• _YOUR TASK_: Below is a block of records: output all of them exactly and leave out the pictures.

• _SOURCE MATERIAL_:
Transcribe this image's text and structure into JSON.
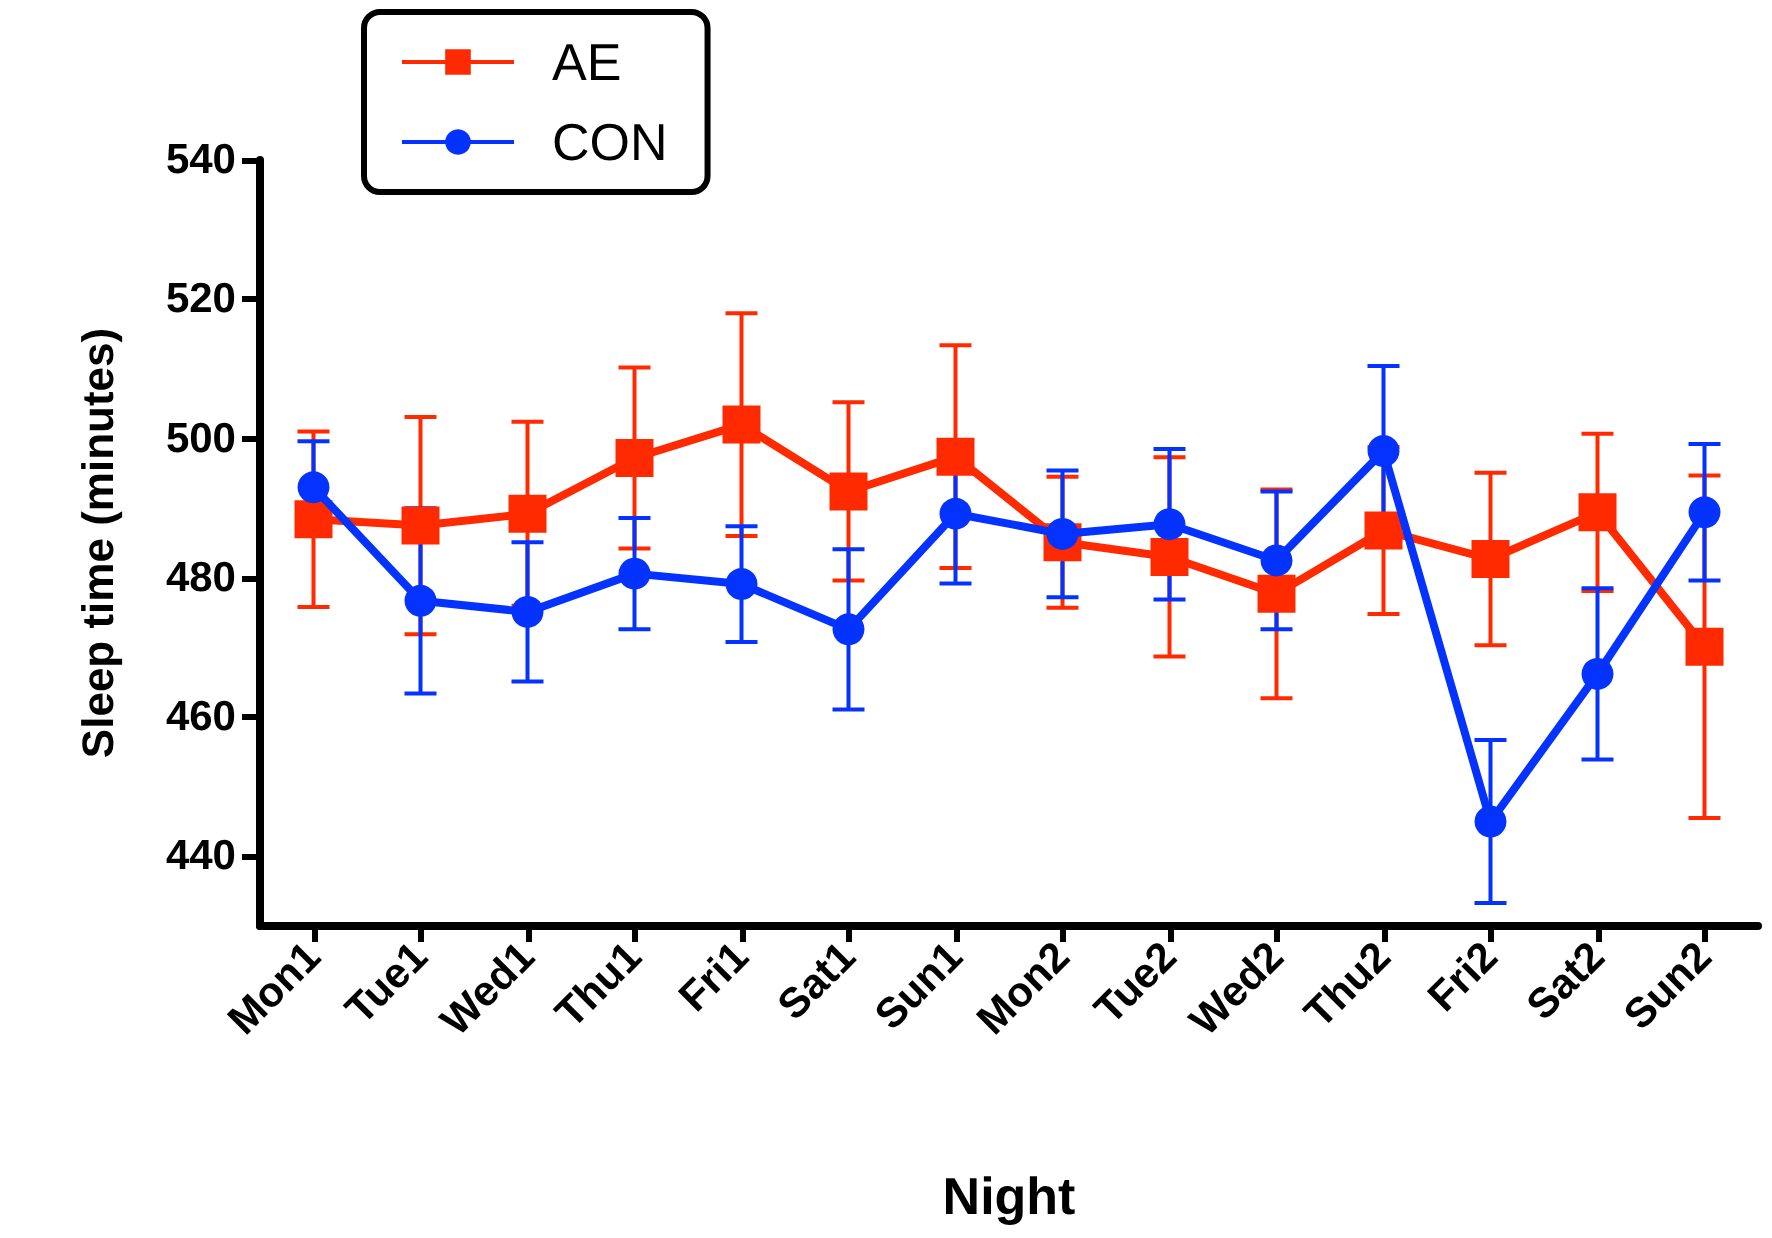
{
  "chart_data": {
    "type": "line",
    "xlabel": "Night",
    "ylabel": "Sleep time (minutes)",
    "categories": [
      "Mon1",
      "Tue1",
      "Wed1",
      "Thu1",
      "Fri1",
      "Sat1",
      "Sun1",
      "Mon2",
      "Tue2",
      "Wed2",
      "Thu2",
      "Fri2",
      "Sat2",
      "Sun2"
    ],
    "series": [
      {
        "name": "AE",
        "color": "#ff2a00",
        "marker": "square",
        "values": [
          488.4,
          487.5,
          489.2,
          497.2,
          502,
          492.4,
          497.4,
          485.1,
          483,
          477.7,
          486.8,
          482.7,
          489.4,
          470.1
        ],
        "errors": [
          12.6,
          15.6,
          13.2,
          13,
          16,
          12.8,
          16,
          9.4,
          14.3,
          15,
          12,
          12.4,
          11.3,
          24.6
        ]
      },
      {
        "name": "CON",
        "color": "#0433ff",
        "marker": "circle",
        "values": [
          493,
          476.7,
          475.1,
          480.6,
          479.1,
          472.6,
          489.2,
          486.3,
          487.7,
          482.5,
          498.2,
          445,
          466.2,
          489.4
        ],
        "errors": [
          6.6,
          13.3,
          10,
          8,
          8.3,
          11.5,
          10,
          9.1,
          10.8,
          9.9,
          12.2,
          11.7,
          12.3,
          9.8
        ]
      }
    ],
    "ylim": [
      430,
      540
    ],
    "yticks": [
      440,
      460,
      480,
      500,
      520,
      540
    ],
    "grid": false,
    "legend": "top left",
    "line_style": "solid"
  }
}
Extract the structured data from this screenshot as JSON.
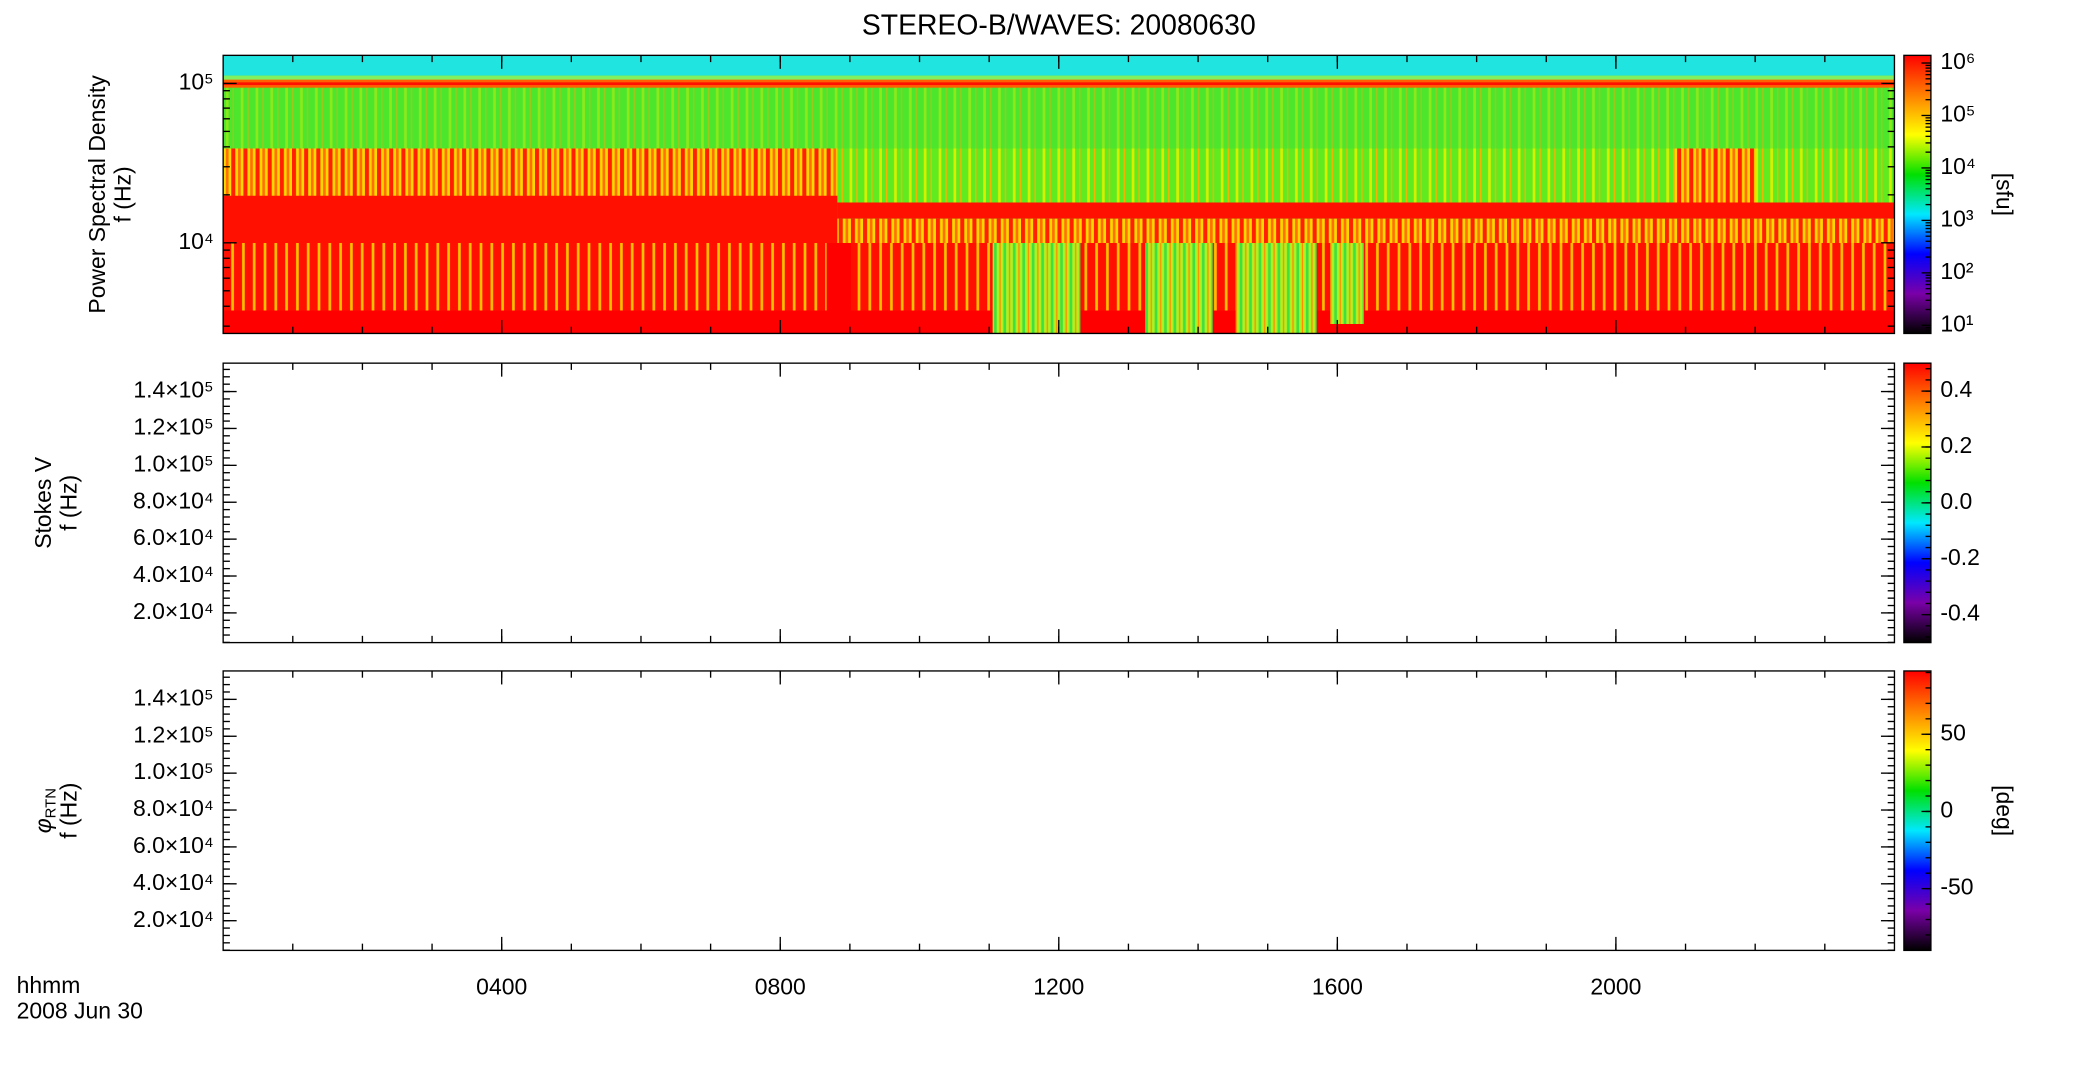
{
  "title": "STEREO-B/WAVES: 20080630",
  "xlabel": [
    "hhmm",
    "2008 Jun 30"
  ],
  "xlim": [
    0,
    24
  ],
  "xticks": [
    {
      "value": 4,
      "label": "0400"
    },
    {
      "value": 8,
      "label": "0800"
    },
    {
      "value": 12,
      "label": "1200"
    },
    {
      "value": 16,
      "label": "1600"
    },
    {
      "value": 20,
      "label": "2000"
    }
  ],
  "chart_data": [
    {
      "type": "heatmap",
      "ylabel": [
        "Power Spectral Density",
        "f (Hz)"
      ],
      "ylog": true,
      "ylim": [
        2700,
        150000
      ],
      "yticks": [
        {
          "value": 10000,
          "label": "10⁴"
        },
        {
          "value": 100000,
          "label": "10⁵"
        }
      ],
      "colorbar": {
        "label": "[sfu]",
        "log": true,
        "lim": [
          7,
          1400000
        ],
        "ticks": [
          {
            "value": 10,
            "label": "10¹"
          },
          {
            "value": 100,
            "label": "10²"
          },
          {
            "value": 1000,
            "label": "10³"
          },
          {
            "value": 10000,
            "label": "10⁴"
          },
          {
            "value": 100000,
            "label": "10⁵"
          },
          {
            "value": 1000000,
            "label": "10⁶"
          }
        ],
        "colormap": [
          "#000000",
          "#7a00a8",
          "#0000ff",
          "#00e8ff",
          "#00e000",
          "#ffff00",
          "#ff8000",
          "#ff0000"
        ]
      }
    },
    {
      "type": "heatmap",
      "ylabel": [
        "Stokes V",
        "f (Hz)"
      ],
      "ylog": false,
      "ylim": [
        3900,
        155400
      ],
      "yticks": [
        {
          "value": 20000,
          "label": "2.0×10⁴"
        },
        {
          "value": 40000,
          "label": "4.0×10⁴"
        },
        {
          "value": 60000,
          "label": "6.0×10⁴"
        },
        {
          "value": 80000,
          "label": "8.0×10⁴"
        },
        {
          "value": 100000,
          "label": "1.0×10⁵"
        },
        {
          "value": 120000,
          "label": "1.2×10⁵"
        },
        {
          "value": 140000,
          "label": "1.4×10⁵"
        }
      ],
      "colorbar": {
        "log": false,
        "lim": [
          -0.5,
          0.5
        ],
        "ticks": [
          {
            "value": -0.4,
            "label": "-0.4"
          },
          {
            "value": -0.2,
            "label": "-0.2"
          },
          {
            "value": 0,
            "label": "0.0"
          },
          0.2,
          0.4
        ],
        "colormap": [
          "#000000",
          "#7a00a8",
          "#0000ff",
          "#00e8ff",
          "#00e000",
          "#ffff00",
          "#ff8000",
          "#ff0000"
        ]
      }
    },
    {
      "type": "heatmap",
      "ylabel_symbol": "φ",
      "ylabel_subscript": "RTN",
      "ylabel": [
        "f (Hz)"
      ],
      "ylog": false,
      "ylim": [
        3900,
        155400
      ],
      "yticks": [
        {
          "value": 20000,
          "label": "2.0×10⁴"
        },
        {
          "value": 40000,
          "label": "4.0×10⁴"
        },
        {
          "value": 60000,
          "label": "6.0×10⁴"
        },
        {
          "value": 80000,
          "label": "8.0×10⁴"
        },
        {
          "value": 100000,
          "label": "1.0×10⁵"
        },
        {
          "value": 120000,
          "label": "1.2×10⁵"
        },
        {
          "value": 140000,
          "label": "1.4×10⁵"
        }
      ],
      "colorbar": {
        "label": "[deg]",
        "log": false,
        "lim": [
          -90,
          91
        ],
        "ticks": [
          -50,
          0,
          50
        ],
        "colormap": [
          "#000000",
          "#7a00a8",
          "#0000ff",
          "#00e8ff",
          "#00e000",
          "#ffff00",
          "#ff8000",
          "#ff0000"
        ]
      }
    }
  ]
}
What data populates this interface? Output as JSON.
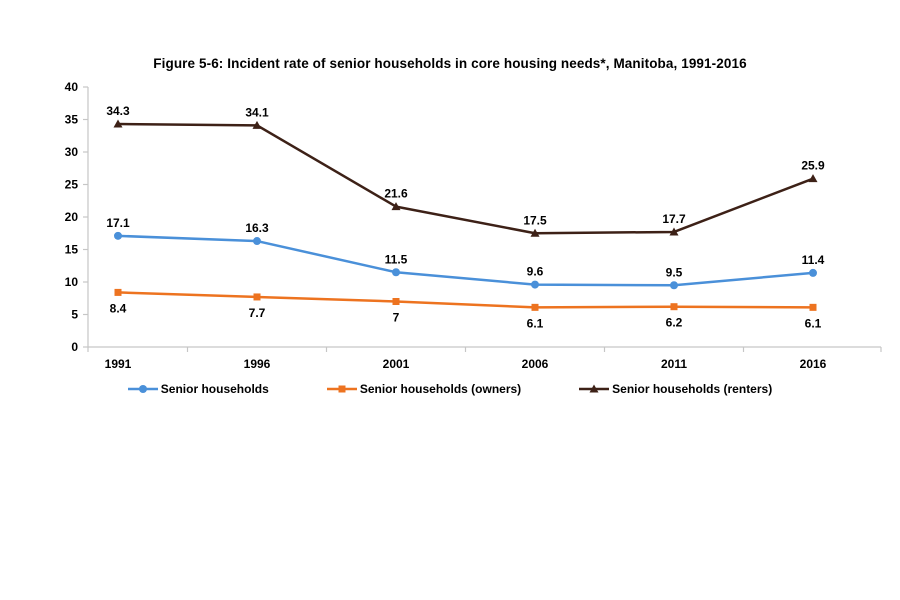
{
  "title": "Figure 5-6: Incident rate of senior households in core housing needs*, Manitoba, 1991-2016",
  "colors": {
    "axis": "#C6C6C6",
    "label_text": "#000000",
    "series_blue": "#4A90D9",
    "series_orange": "#ED7320",
    "series_brown": "#3D2117"
  },
  "chart_data": {
    "type": "line",
    "title": "Figure 5-6: Incident rate of senior households in core housing needs*, Manitoba, 1991-2016",
    "categories": [
      "1991",
      "1996",
      "2001",
      "2006",
      "2011",
      "2016"
    ],
    "series": [
      {
        "name": "Senior households",
        "color": "#4A90D9",
        "marker": "circle",
        "label_position": "above",
        "values": [
          17.1,
          16.3,
          11.5,
          9.6,
          9.5,
          11.4
        ]
      },
      {
        "name": "Senior households (owners)",
        "color": "#ED7320",
        "marker": "square",
        "label_position": "below",
        "values": [
          8.4,
          7.7,
          7,
          6.1,
          6.2,
          6.1
        ]
      },
      {
        "name": "Senior households (renters)",
        "color": "#3D2117",
        "marker": "triangle",
        "label_position": "above",
        "values": [
          34.3,
          34.1,
          21.6,
          17.5,
          17.7,
          25.9
        ]
      }
    ],
    "xlabel": "",
    "ylabel": "",
    "ylim": [
      0,
      40
    ],
    "y_ticks": [
      0,
      5,
      10,
      15,
      20,
      25,
      30,
      35,
      40
    ],
    "grid": false,
    "legend_position": "bottom",
    "data_labels": true
  }
}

• _SOLUTION FOR THIS TASK_:
Transcribe this image's text and structure into JSON.
{
  "chart_data": {
    "type": "line",
    "xlabel": "Night",
    "ylabel": "Sleep time (minutes)",
    "categories": [
      "Mon1",
      "Tue1",
      "Wed1",
      "Thu1",
      "Fri1",
      "Sat1",
      "Sun1",
      "Mon2",
      "Tue2",
      "Wed2",
      "Thu2",
      "Fri2",
      "Sat2",
      "Sun2"
    ],
    "series": [
      {
        "name": "AE",
        "color": "#ff2a00",
        "marker": "square",
        "values": [
          488.4,
          487.5,
          489.2,
          497.2,
          502,
          492.4,
          497.4,
          485.1,
          483,
          477.7,
          486.8,
          482.7,
          489.4,
          470.1
        ],
        "errors": [
          12.6,
          15.6,
          13.2,
          13,
          16,
          12.8,
          16,
          9.4,
          14.3,
          15,
          12,
          12.4,
          11.3,
          24.6
        ]
      },
      {
        "name": "CON",
        "color": "#0433ff",
        "marker": "circle",
        "values": [
          493,
          476.7,
          475.1,
          480.6,
          479.1,
          472.6,
          489.2,
          486.3,
          487.7,
          482.5,
          498.2,
          445,
          466.2,
          489.4
        ],
        "errors": [
          6.6,
          13.3,
          10,
          8,
          8.3,
          11.5,
          10,
          9.1,
          10.8,
          9.9,
          12.2,
          11.7,
          12.3,
          9.8
        ]
      }
    ],
    "ylim": [
      430,
      540
    ],
    "yticks": [
      440,
      460,
      480,
      500,
      520,
      540
    ],
    "grid": false,
    "legend": "top left",
    "line_style": "solid"
  }
}
Extract the structured data from this screenshot as JSON.
{
  "title": "STEREO-B/WAVES: 20080630",
  "xlabel": [
    "hhmm",
    "2008 Jun 30"
  ],
  "xlim": [
    0,
    24
  ],
  "xticks": [
    {
      "value": 4,
      "label": "0400"
    },
    {
      "value": 8,
      "label": "0800"
    },
    {
      "value": 12,
      "label": "1200"
    },
    {
      "value": 16,
      "label": "1600"
    },
    {
      "value": 20,
      "label": "2000"
    }
  ],
  "chart_data": [
    {
      "type": "heatmap",
      "ylabel": [
        "Power Spectral Density",
        "f (Hz)"
      ],
      "ylog": true,
      "ylim": [
        2700,
        150000
      ],
      "yticks": [
        {
          "value": 10000,
          "label": "10⁴"
        },
        {
          "value": 100000,
          "label": "10⁵"
        }
      ],
      "colorbar": {
        "label": "[sfu]",
        "log": true,
        "lim": [
          7,
          1400000
        ],
        "ticks": [
          {
            "value": 10,
            "label": "10¹"
          },
          {
            "value": 100,
            "label": "10²"
          },
          {
            "value": 1000,
            "label": "10³"
          },
          {
            "value": 10000,
            "label": "10⁴"
          },
          {
            "value": 100000,
            "label": "10⁵"
          },
          {
            "value": 1000000,
            "label": "10⁶"
          }
        ],
        "colormap": [
          "#000000",
          "#7a00a8",
          "#0000ff",
          "#00e8ff",
          "#00e000",
          "#ffff00",
          "#ff8000",
          "#ff0000"
        ]
      }
    },
    {
      "type": "heatmap",
      "ylabel": [
        "Stokes V",
        "f (Hz)"
      ],
      "ylog": false,
      "ylim": [
        3900,
        155400
      ],
      "yticks": [
        {
          "value": 20000,
          "label": "2.0×10⁴"
        },
        {
          "value": 40000,
          "label": "4.0×10⁴"
        },
        {
          "value": 60000,
          "label": "6.0×10⁴"
        },
        {
          "value": 80000,
          "label": "8.0×10⁴"
        },
        {
          "value": 100000,
          "label": "1.0×10⁵"
        },
        {
          "value": 120000,
          "label": "1.2×10⁵"
        },
        {
          "value": 140000,
          "label": "1.4×10⁵"
        }
      ],
      "colorbar": {
        "log": false,
        "lim": [
          -0.5,
          0.5
        ],
        "ticks": [
          {
            "value": -0.4,
            "label": "-0.4"
          },
          {
            "value": -0.2,
            "label": "-0.2"
          },
          {
            "value": 0,
            "label": "0.0"
          },
          0.2,
          0.4
        ],
        "colormap": [
          "#000000",
          "#7a00a8",
          "#0000ff",
          "#00e8ff",
          "#00e000",
          "#ffff00",
          "#ff8000",
          "#ff0000"
        ]
      }
    },
    {
      "type": "heatmap",
      "ylabel_symbol": "φ",
      "ylabel_subscript": "RTN",
      "ylabel": [
        "f (Hz)"
      ],
      "ylog": false,
      "ylim": [
        3900,
        155400
      ],
      "yticks": [
        {
          "value": 20000,
          "label": "2.0×10⁴"
        },
        {
          "value": 40000,
          "label": "4.0×10⁴"
        },
        {
          "value": 60000,
          "label": "6.0×10⁴"
        },
        {
          "value": 80000,
          "label": "8.0×10⁴"
        },
        {
          "value": 100000,
          "label": "1.0×10⁵"
        },
        {
          "value": 120000,
          "label": "1.2×10⁵"
        },
        {
          "value": 140000,
          "label": "1.4×10⁵"
        }
      ],
      "colorbar": {
        "label": "[deg]",
        "log": false,
        "lim": [
          -90,
          91
        ],
        "ticks": [
          -50,
          0,
          50
        ],
        "colormap": [
          "#000000",
          "#7a00a8",
          "#0000ff",
          "#00e8ff",
          "#00e000",
          "#ffff00",
          "#ff8000",
          "#ff0000"
        ]
      }
    }
  ]
}
What data populates this interface? Output as JSON.
{
  "title": "Figure 5-6: Incident rate of senior households in core housing needs*, Manitoba, 1991-2016",
  "colors": {
    "axis": "#C6C6C6",
    "label_text": "#000000",
    "series_blue": "#4A90D9",
    "series_orange": "#ED7320",
    "series_brown": "#3D2117"
  },
  "chart_data": {
    "type": "line",
    "title": "Figure 5-6: Incident rate of senior households in core housing needs*, Manitoba, 1991-2016",
    "categories": [
      "1991",
      "1996",
      "2001",
      "2006",
      "2011",
      "2016"
    ],
    "series": [
      {
        "name": "Senior households",
        "color": "#4A90D9",
        "marker": "circle",
        "label_position": "above",
        "values": [
          17.1,
          16.3,
          11.5,
          9.6,
          9.5,
          11.4
        ]
      },
      {
        "name": "Senior households (owners)",
        "color": "#ED7320",
        "marker": "square",
        "label_position": "below",
        "values": [
          8.4,
          7.7,
          7,
          6.1,
          6.2,
          6.1
        ]
      },
      {
        "name": "Senior households (renters)",
        "color": "#3D2117",
        "marker": "triangle",
        "label_position": "above",
        "values": [
          34.3,
          34.1,
          21.6,
          17.5,
          17.7,
          25.9
        ]
      }
    ],
    "xlabel": "",
    "ylabel": "",
    "ylim": [
      0,
      40
    ],
    "y_ticks": [
      0,
      5,
      10,
      15,
      20,
      25,
      30,
      35,
      40
    ],
    "grid": false,
    "legend_position": "bottom",
    "data_labels": true
  }
}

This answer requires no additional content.